Task goal => Look through the data below. Show each line where the string "this" occurs.

Data extracted from a collection
######

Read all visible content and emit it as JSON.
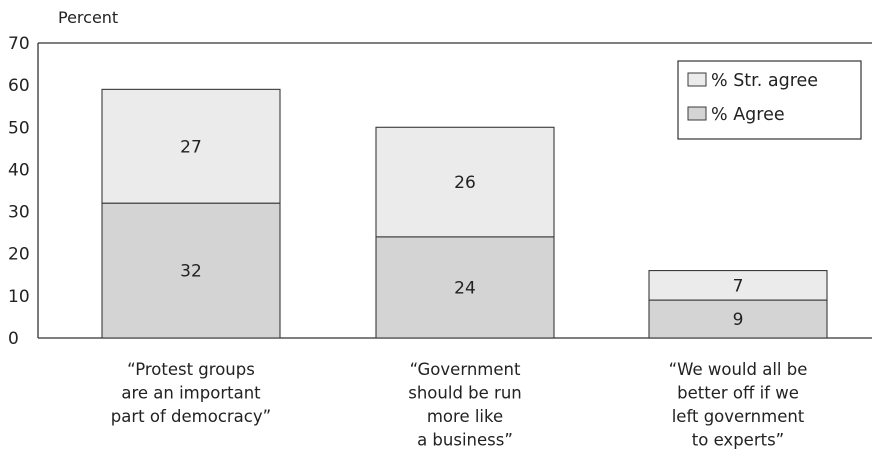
{
  "chart_data": {
    "type": "bar",
    "stacked": true,
    "ylabel": "Percent",
    "ylim": [
      0,
      70
    ],
    "yticks": [
      0,
      10,
      20,
      30,
      40,
      50,
      60,
      70
    ],
    "grid": false,
    "legend_position": "top-right",
    "categories": [
      [
        "“Protest groups",
        "are an important",
        "part of democracy”"
      ],
      [
        "“Government",
        "should be run",
        "more like",
        "a business”"
      ],
      [
        "“We would all be",
        "better off if we",
        "left government",
        "to experts”"
      ]
    ],
    "series": [
      {
        "name": "% Agree",
        "values": [
          32,
          24,
          9
        ],
        "color": "#d4d4d4"
      },
      {
        "name": "% Str. agree",
        "values": [
          27,
          26,
          7
        ],
        "color": "#ebebeb"
      }
    ],
    "legend_order": [
      "% Str. agree",
      "% Agree"
    ]
  }
}
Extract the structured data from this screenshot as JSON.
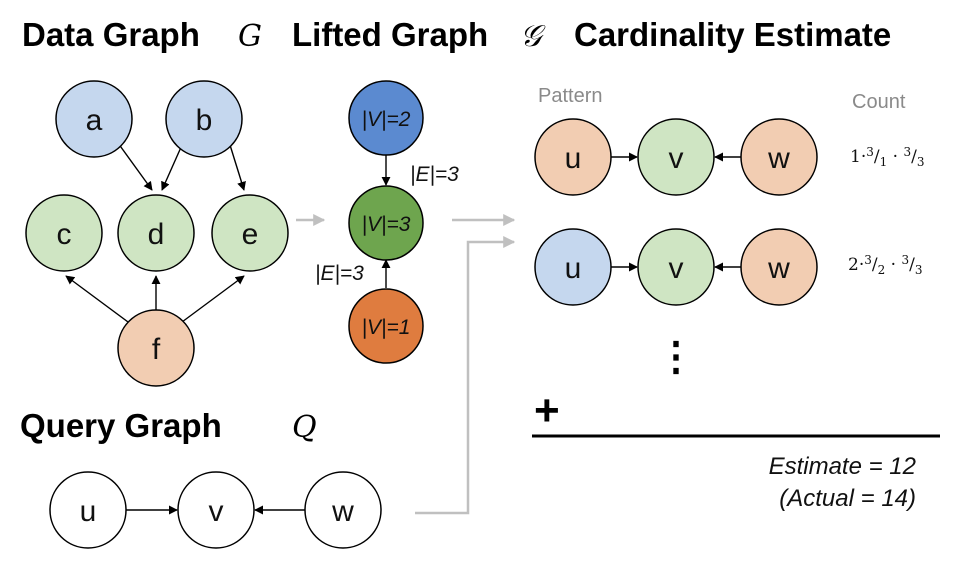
{
  "titles": {
    "data_graph": "Data Graph",
    "data_graph_symbol": "G",
    "lifted_graph": "Lifted Graph",
    "lifted_graph_symbol": "𝒢",
    "cardinality": "Cardinality Estimate",
    "query_graph": "Query Graph",
    "query_graph_symbol": "Q"
  },
  "colors": {
    "blue": "#c5d7ee",
    "green": "#cfe5c3",
    "orange": "#f2cdb2",
    "white": "#ffffff",
    "lifted_blue": "#5b8ad0",
    "lifted_green": "#6ea54e",
    "lifted_orange": "#df7c3f",
    "connector": "#c0c0c0"
  },
  "data_graph": {
    "nodes": {
      "a": {
        "label": "a",
        "color": "blue"
      },
      "b": {
        "label": "b",
        "color": "blue"
      },
      "c": {
        "label": "c",
        "color": "green"
      },
      "d": {
        "label": "d",
        "color": "green"
      },
      "e": {
        "label": "e",
        "color": "green"
      },
      "f": {
        "label": "f",
        "color": "orange"
      }
    },
    "edges": [
      [
        "a",
        "d"
      ],
      [
        "b",
        "d"
      ],
      [
        "b",
        "e"
      ],
      [
        "f",
        "c"
      ],
      [
        "f",
        "d"
      ],
      [
        "f",
        "e"
      ]
    ]
  },
  "lifted_graph": {
    "nodes": {
      "top": {
        "label": "|V|=2",
        "color": "lifted_blue"
      },
      "mid": {
        "label": "|V|=3",
        "color": "lifted_green"
      },
      "bot": {
        "label": "|V|=1",
        "color": "lifted_orange"
      }
    },
    "edge_labels": {
      "upper": "|E|=3",
      "lower": "|E|=3"
    }
  },
  "query_graph": {
    "nodes": [
      "u",
      "v",
      "w"
    ]
  },
  "estimate": {
    "pattern_header": "Pattern",
    "count_header": "Count",
    "patterns": [
      {
        "nodes": [
          {
            "label": "u",
            "color": "orange"
          },
          {
            "label": "v",
            "color": "green"
          },
          {
            "label": "w",
            "color": "orange"
          }
        ],
        "count": {
          "coef": "1",
          "f1_num": "3",
          "f1_den": "1",
          "f2_num": "3",
          "f2_den": "3"
        }
      },
      {
        "nodes": [
          {
            "label": "u",
            "color": "blue"
          },
          {
            "label": "v",
            "color": "green"
          },
          {
            "label": "w",
            "color": "orange"
          }
        ],
        "count": {
          "coef": "2",
          "f1_num": "3",
          "f1_den": "2",
          "f2_num": "3",
          "f2_den": "3"
        }
      }
    ],
    "ellipsis": "⋮",
    "plus": "+",
    "estimate_line": "Estimate = 12",
    "actual_line": "(Actual = 14)"
  }
}
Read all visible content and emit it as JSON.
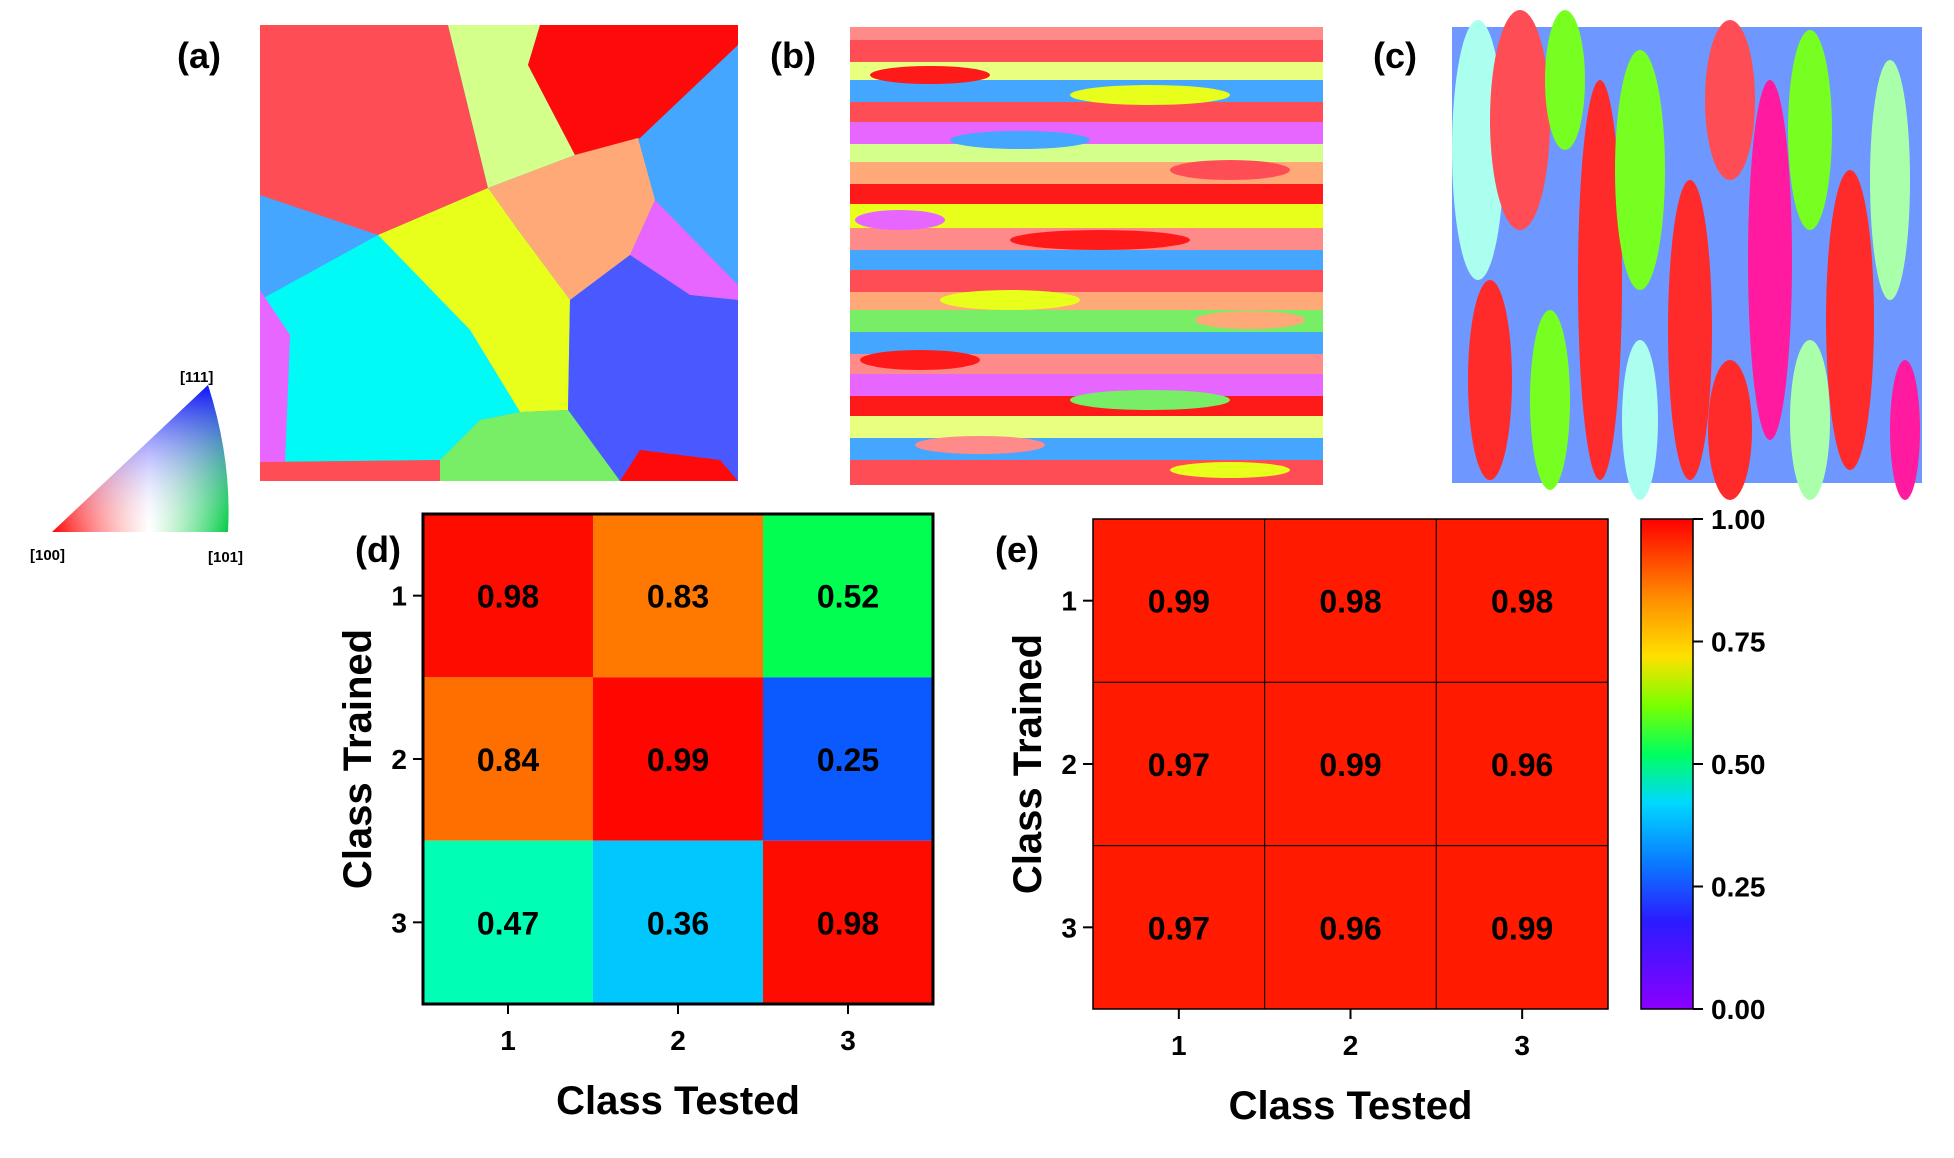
{
  "panels": {
    "a": "(a)",
    "b": "(b)",
    "c": "(c)",
    "d": "(d)",
    "e": "(e)"
  },
  "ipf_legend": {
    "corners": [
      "[100]",
      "[101]",
      "[111]"
    ]
  },
  "chart_data": [
    {
      "type": "heatmap",
      "panel": "(d)",
      "xlabel": "Class Tested",
      "ylabel": "Class Trained",
      "x_categories": [
        "1",
        "2",
        "3"
      ],
      "y_categories": [
        "1",
        "2",
        "3"
      ],
      "values": [
        [
          0.98,
          0.83,
          0.52
        ],
        [
          0.84,
          0.99,
          0.25
        ],
        [
          0.47,
          0.36,
          0.98
        ]
      ],
      "value_labels": [
        [
          "0.98",
          "0.83",
          "0.52"
        ],
        [
          "0.84",
          "0.99",
          "0.25"
        ],
        [
          "0.47",
          "0.36",
          "0.98"
        ]
      ],
      "zlim": [
        0,
        1
      ]
    },
    {
      "type": "heatmap",
      "panel": "(e)",
      "xlabel": "Class Tested",
      "ylabel": "Class Trained",
      "x_categories": [
        "1",
        "2",
        "3"
      ],
      "y_categories": [
        "1",
        "2",
        "3"
      ],
      "values": [
        [
          0.99,
          0.98,
          0.98
        ],
        [
          0.97,
          0.99,
          0.96
        ],
        [
          0.97,
          0.96,
          0.99
        ]
      ],
      "value_labels": [
        [
          "0.99",
          "0.98",
          "0.98"
        ],
        [
          "0.97",
          "0.99",
          "0.96"
        ],
        [
          "0.97",
          "0.96",
          "0.99"
        ]
      ],
      "zlim": [
        0,
        1
      ]
    }
  ],
  "colorbar": {
    "ticks": [
      1.0,
      0.75,
      0.5,
      0.25,
      0.0
    ],
    "tick_labels": [
      "1.00",
      "0.75",
      "0.50",
      "0.25",
      "0.00"
    ],
    "range": [
      0,
      1
    ]
  }
}
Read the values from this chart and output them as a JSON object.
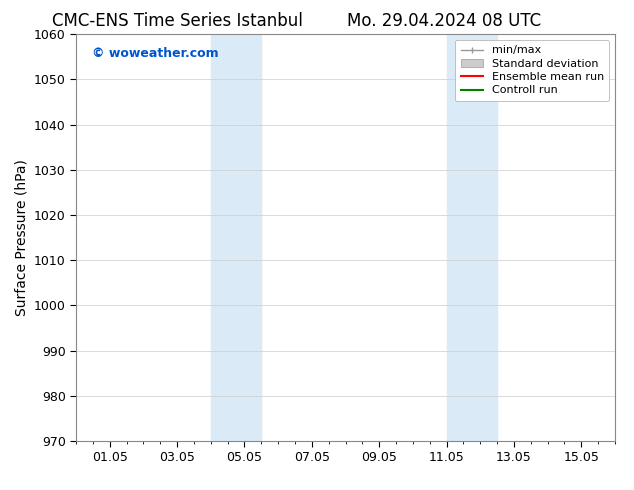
{
  "title_left": "CMC-ENS Time Series Istanbul",
  "title_right": "Mo. 29.04.2024 08 UTC",
  "ylabel": "Surface Pressure (hPa)",
  "ylim": [
    970,
    1060
  ],
  "yticks": [
    970,
    980,
    990,
    1000,
    1010,
    1020,
    1030,
    1040,
    1050,
    1060
  ],
  "xlim": [
    0,
    16
  ],
  "xtick_labels": [
    "01.05",
    "03.05",
    "05.05",
    "07.05",
    "09.05",
    "11.05",
    "13.05",
    "15.05"
  ],
  "xtick_positions": [
    1,
    3,
    5,
    7,
    9,
    11,
    13,
    15
  ],
  "minor_xtick_positions": [
    0,
    0.5,
    1,
    1.5,
    2,
    2.5,
    3,
    3.5,
    4,
    4.5,
    5,
    5.5,
    6,
    6.5,
    7,
    7.5,
    8,
    8.5,
    9,
    9.5,
    10,
    10.5,
    11,
    11.5,
    12,
    12.5,
    13,
    13.5,
    14,
    14.5,
    15,
    15.5,
    16
  ],
  "shaded_bands": [
    {
      "x_start": 4.0,
      "x_end": 5.5
    },
    {
      "x_start": 11.0,
      "x_end": 12.5
    }
  ],
  "shade_color": "#daeaf7",
  "watermark_text": "© woweather.com",
  "watermark_color": "#0055cc",
  "background_color": "#ffffff",
  "legend_items": [
    {
      "label": "min/max",
      "color": "#999999"
    },
    {
      "label": "Standard deviation",
      "color": "#cccccc"
    },
    {
      "label": "Ensemble mean run",
      "color": "#ff0000"
    },
    {
      "label": "Controll run",
      "color": "#008000"
    }
  ],
  "grid_color": "#cccccc",
  "title_fontsize": 12,
  "axis_label_fontsize": 10,
  "tick_fontsize": 9,
  "legend_fontsize": 8
}
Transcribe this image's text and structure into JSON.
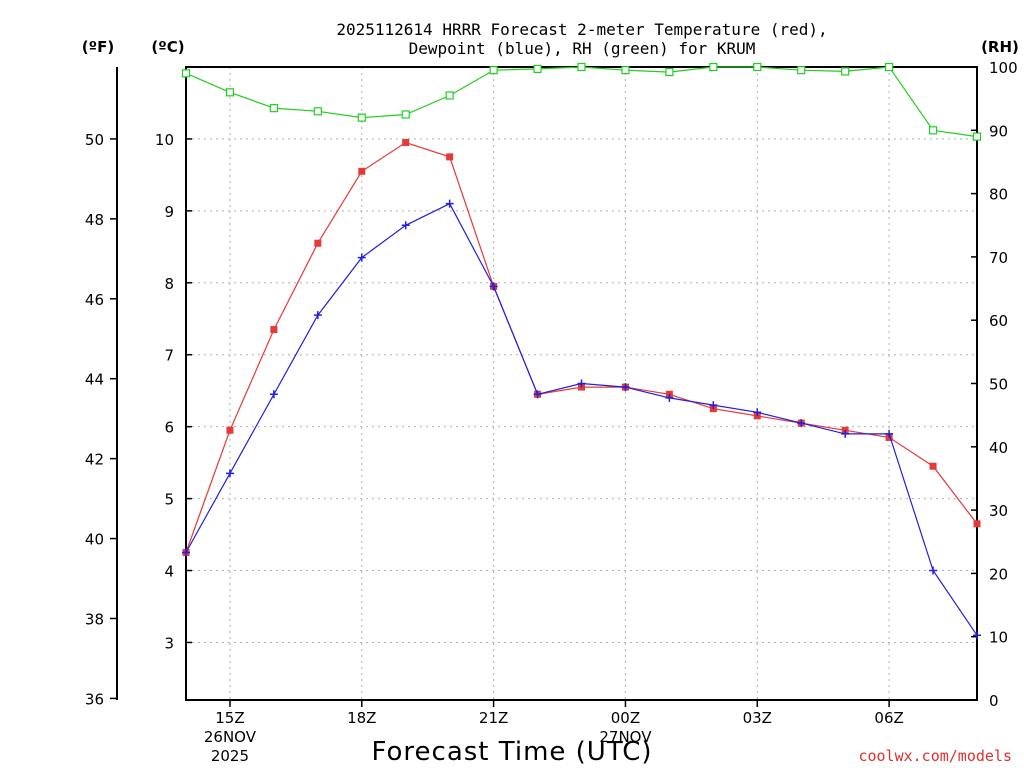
{
  "chart_data": {
    "type": "line",
    "title_line1": "2025112614 HRRR Forecast 2-meter Temperature (red),",
    "title_line2": "Dewpoint (blue), RH (green) for KRUM",
    "xlabel": "Forecast Time (UTC)",
    "credit": "coolwx.com/models",
    "units": {
      "fahrenheit": "(ºF)",
      "celsius": "(ºC)",
      "rh": "(RH)"
    },
    "x_ticks": [
      {
        "hour": 1,
        "label": "15Z",
        "sub1": "26NOV",
        "sub2": "2025"
      },
      {
        "hour": 4,
        "label": "18Z",
        "sub1": "",
        "sub2": ""
      },
      {
        "hour": 7,
        "label": "21Z",
        "sub1": "",
        "sub2": ""
      },
      {
        "hour": 10,
        "label": "00Z",
        "sub1": "27NOV",
        "sub2": ""
      },
      {
        "hour": 13,
        "label": "03Z",
        "sub1": "",
        "sub2": ""
      },
      {
        "hour": 16,
        "label": "06Z",
        "sub1": "",
        "sub2": ""
      }
    ],
    "x_range": [
      0,
      18
    ],
    "celsius_axis": {
      "range": [
        2.2,
        11.0
      ],
      "ticks": [
        3,
        4,
        5,
        6,
        7,
        8,
        9,
        10
      ]
    },
    "fahrenheit_axis": {
      "range": [
        35.96,
        51.8
      ],
      "ticks": [
        36,
        38,
        40,
        42,
        44,
        46,
        48,
        50
      ]
    },
    "rh_axis": {
      "range": [
        0,
        100
      ],
      "ticks": [
        0,
        10,
        20,
        30,
        40,
        50,
        60,
        70,
        80,
        90,
        100
      ]
    },
    "hours": [
      0,
      1,
      2,
      3,
      4,
      5,
      6,
      7,
      8,
      9,
      10,
      11,
      12,
      13,
      14,
      15,
      16,
      17,
      18
    ],
    "series": [
      {
        "name": "Temperature",
        "unit": "C",
        "color": "#e83838",
        "marker": "filled-square",
        "values": [
          4.25,
          5.95,
          7.35,
          8.55,
          9.55,
          9.95,
          9.75,
          7.95,
          6.45,
          6.55,
          6.55,
          6.45,
          6.25,
          6.15,
          6.05,
          5.95,
          5.85,
          5.45,
          4.65
        ]
      },
      {
        "name": "Dewpoint",
        "unit": "C",
        "color": "#2020e0",
        "marker": "plus",
        "values": [
          4.25,
          5.35,
          6.45,
          7.55,
          8.35,
          8.8,
          9.1,
          7.95,
          6.45,
          6.6,
          6.55,
          6.4,
          6.3,
          6.2,
          6.05,
          5.9,
          5.9,
          4.0,
          3.1
        ]
      },
      {
        "name": "RH",
        "unit": "%",
        "color": "#20d020",
        "marker": "open-square",
        "values": [
          99,
          96,
          93.5,
          93,
          92,
          92.5,
          95.5,
          99.5,
          99.7,
          100,
          99.5,
          99.2,
          100,
          100,
          99.5,
          99.3,
          100,
          90,
          89
        ]
      }
    ]
  }
}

######

Correct answer =>
Extract the structured data from this screenshot as JSON.
Read the values from this chart and output them as a JSON object.
Transcribe this image's text and structure into JSON.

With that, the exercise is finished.